* begin EXERCISE MATERIAL *

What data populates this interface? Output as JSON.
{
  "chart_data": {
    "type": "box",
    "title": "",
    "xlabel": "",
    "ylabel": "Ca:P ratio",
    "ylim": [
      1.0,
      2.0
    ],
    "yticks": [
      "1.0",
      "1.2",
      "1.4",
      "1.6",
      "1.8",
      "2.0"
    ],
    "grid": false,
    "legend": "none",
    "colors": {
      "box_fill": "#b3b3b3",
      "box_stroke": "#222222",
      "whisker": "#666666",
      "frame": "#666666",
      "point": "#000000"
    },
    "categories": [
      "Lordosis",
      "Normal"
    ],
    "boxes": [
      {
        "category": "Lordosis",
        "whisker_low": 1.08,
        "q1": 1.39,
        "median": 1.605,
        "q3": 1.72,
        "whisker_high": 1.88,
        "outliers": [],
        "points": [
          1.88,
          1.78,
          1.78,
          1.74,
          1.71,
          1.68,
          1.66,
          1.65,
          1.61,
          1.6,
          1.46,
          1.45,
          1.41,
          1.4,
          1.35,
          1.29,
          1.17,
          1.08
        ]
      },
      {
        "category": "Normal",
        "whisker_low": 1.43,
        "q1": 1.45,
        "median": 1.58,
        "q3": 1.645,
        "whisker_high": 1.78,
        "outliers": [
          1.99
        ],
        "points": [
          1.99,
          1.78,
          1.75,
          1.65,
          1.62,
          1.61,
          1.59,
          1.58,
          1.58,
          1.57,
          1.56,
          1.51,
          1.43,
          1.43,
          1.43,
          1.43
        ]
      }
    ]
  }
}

* end EXERCISE MATERIAL *

EXERCISE => Print out every record again, exactly and in full.

EXERCISE ANSWER =>
What data populates this interface? Output as JSON.
{
  "chart_data": {
    "type": "box",
    "title": "",
    "xlabel": "",
    "ylabel": "Ca:P ratio",
    "ylim": [
      1.0,
      2.0
    ],
    "yticks": [
      "1.0",
      "1.2",
      "1.4",
      "1.6",
      "1.8",
      "2.0"
    ],
    "grid": false,
    "legend": "none",
    "colors": {
      "box_fill": "#b3b3b3",
      "box_stroke": "#222222",
      "whisker": "#666666",
      "frame": "#666666",
      "point": "#000000"
    },
    "categories": [
      "Lordosis",
      "Normal"
    ],
    "boxes": [
      {
        "category": "Lordosis",
        "whisker_low": 1.08,
        "q1": 1.39,
        "median": 1.605,
        "q3": 1.72,
        "whisker_high": 1.88,
        "outliers": [],
        "points": [
          1.88,
          1.78,
          1.78,
          1.74,
          1.71,
          1.68,
          1.66,
          1.65,
          1.61,
          1.6,
          1.46,
          1.45,
          1.41,
          1.4,
          1.35,
          1.29,
          1.17,
          1.08
        ]
      },
      {
        "category": "Normal",
        "whisker_low": 1.43,
        "q1": 1.45,
        "median": 1.58,
        "q3": 1.645,
        "whisker_high": 1.78,
        "outliers": [
          1.99
        ],
        "points": [
          1.99,
          1.78,
          1.75,
          1.65,
          1.62,
          1.61,
          1.59,
          1.58,
          1.58,
          1.57,
          1.56,
          1.51,
          1.43,
          1.43,
          1.43,
          1.43
        ]
      }
    ]
  }
}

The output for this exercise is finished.